▶ GIVEN INSTRUCTION:
Transcribe each line of the material as it is, and drop any picture.

--- DATA TO PROCESS ---

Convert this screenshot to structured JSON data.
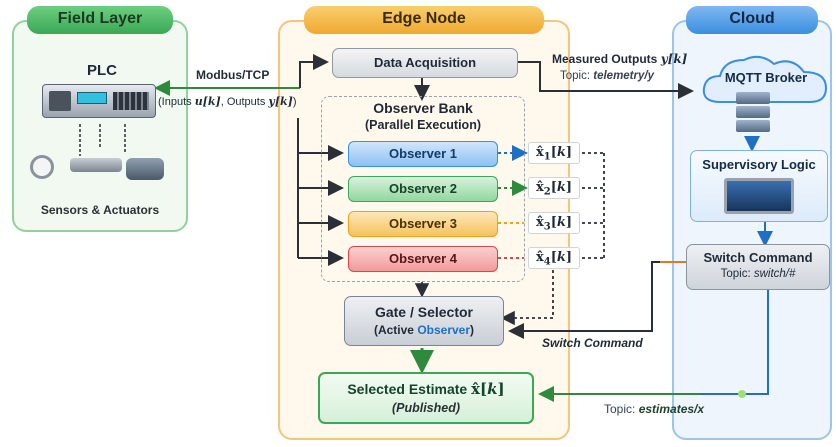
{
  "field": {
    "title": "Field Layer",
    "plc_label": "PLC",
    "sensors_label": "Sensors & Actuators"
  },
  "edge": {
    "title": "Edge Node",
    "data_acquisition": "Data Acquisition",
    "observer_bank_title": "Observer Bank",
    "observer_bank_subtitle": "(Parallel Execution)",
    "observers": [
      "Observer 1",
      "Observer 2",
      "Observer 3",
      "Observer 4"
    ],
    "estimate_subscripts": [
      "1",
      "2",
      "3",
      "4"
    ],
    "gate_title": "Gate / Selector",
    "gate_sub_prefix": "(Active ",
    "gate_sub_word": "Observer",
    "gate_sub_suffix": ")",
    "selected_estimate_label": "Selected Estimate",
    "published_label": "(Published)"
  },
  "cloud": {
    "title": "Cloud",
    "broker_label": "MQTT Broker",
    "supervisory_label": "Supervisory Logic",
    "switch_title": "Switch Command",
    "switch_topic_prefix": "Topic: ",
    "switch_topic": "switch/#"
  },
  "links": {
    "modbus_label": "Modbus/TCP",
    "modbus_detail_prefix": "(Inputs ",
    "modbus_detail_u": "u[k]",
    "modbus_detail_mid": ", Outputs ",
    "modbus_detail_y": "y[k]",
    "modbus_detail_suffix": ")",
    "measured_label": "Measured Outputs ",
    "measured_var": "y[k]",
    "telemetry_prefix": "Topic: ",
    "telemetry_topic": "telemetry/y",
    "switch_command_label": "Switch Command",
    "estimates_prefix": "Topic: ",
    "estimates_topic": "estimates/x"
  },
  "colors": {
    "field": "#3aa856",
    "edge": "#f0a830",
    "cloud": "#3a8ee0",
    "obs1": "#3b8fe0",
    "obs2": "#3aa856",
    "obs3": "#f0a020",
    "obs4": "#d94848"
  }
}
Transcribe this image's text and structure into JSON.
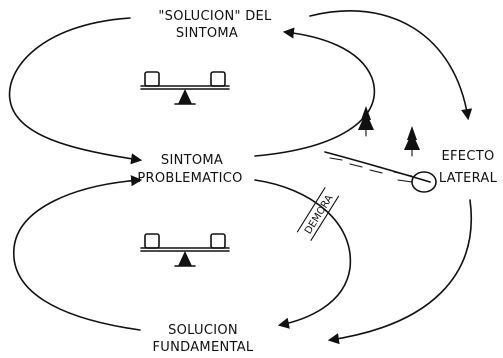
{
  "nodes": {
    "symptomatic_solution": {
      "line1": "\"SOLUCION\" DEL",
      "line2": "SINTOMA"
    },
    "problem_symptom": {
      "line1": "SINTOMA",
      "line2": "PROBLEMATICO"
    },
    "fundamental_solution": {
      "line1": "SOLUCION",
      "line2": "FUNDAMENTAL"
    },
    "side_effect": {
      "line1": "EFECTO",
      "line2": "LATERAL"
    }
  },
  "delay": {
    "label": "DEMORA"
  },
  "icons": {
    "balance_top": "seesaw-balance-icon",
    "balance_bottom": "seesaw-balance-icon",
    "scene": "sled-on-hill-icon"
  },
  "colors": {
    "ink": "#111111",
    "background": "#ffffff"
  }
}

---

▶ SOLUTION BELOW:
Convert this screenshot to structured JSON data.
{
  "field": {
    "title": "Field Layer",
    "plc_label": "PLC",
    "sensors_label": "Sensors & Actuators"
  },
  "edge": {
    "title": "Edge Node",
    "data_acquisition": "Data Acquisition",
    "observer_bank_title": "Observer Bank",
    "observer_bank_subtitle": "(Parallel Execution)",
    "observers": [
      "Observer 1",
      "Observer 2",
      "Observer 3",
      "Observer 4"
    ],
    "estimate_subscripts": [
      "1",
      "2",
      "3",
      "4"
    ],
    "gate_title": "Gate / Selector",
    "gate_sub_prefix": "(Active ",
    "gate_sub_word": "Observer",
    "gate_sub_suffix": ")",
    "selected_estimate_label": "Selected Estimate",
    "published_label": "(Published)"
  },
  "cloud": {
    "title": "Cloud",
    "broker_label": "MQTT Broker",
    "supervisory_label": "Supervisory Logic",
    "switch_title": "Switch Command",
    "switch_topic_prefix": "Topic: ",
    "switch_topic": "switch/#"
  },
  "links": {
    "modbus_label": "Modbus/TCP",
    "modbus_detail_prefix": "(Inputs ",
    "modbus_detail_u": "u[k]",
    "modbus_detail_mid": ", Outputs ",
    "modbus_detail_y": "y[k]",
    "modbus_detail_suffix": ")",
    "measured_label": "Measured Outputs ",
    "measured_var": "y[k]",
    "telemetry_prefix": "Topic: ",
    "telemetry_topic": "telemetry/y",
    "switch_command_label": "Switch Command",
    "estimates_prefix": "Topic: ",
    "estimates_topic": "estimates/x"
  },
  "colors": {
    "field": "#3aa856",
    "edge": "#f0a830",
    "cloud": "#3a8ee0",
    "obs1": "#3b8fe0",
    "obs2": "#3aa856",
    "obs3": "#f0a020",
    "obs4": "#d94848"
  }
}
Transcribe this image's text and structure into JSON.
{
  "nodes": {
    "symptomatic_solution": {
      "line1": "\"SOLUCION\" DEL",
      "line2": "SINTOMA"
    },
    "problem_symptom": {
      "line1": "SINTOMA",
      "line2": "PROBLEMATICO"
    },
    "fundamental_solution": {
      "line1": "SOLUCION",
      "line2": "FUNDAMENTAL"
    },
    "side_effect": {
      "line1": "EFECTO",
      "line2": "LATERAL"
    }
  },
  "delay": {
    "label": "DEMORA"
  },
  "icons": {
    "balance_top": "seesaw-balance-icon",
    "balance_bottom": "seesaw-balance-icon",
    "scene": "sled-on-hill-icon"
  },
  "colors": {
    "ink": "#111111",
    "background": "#ffffff"
  }
}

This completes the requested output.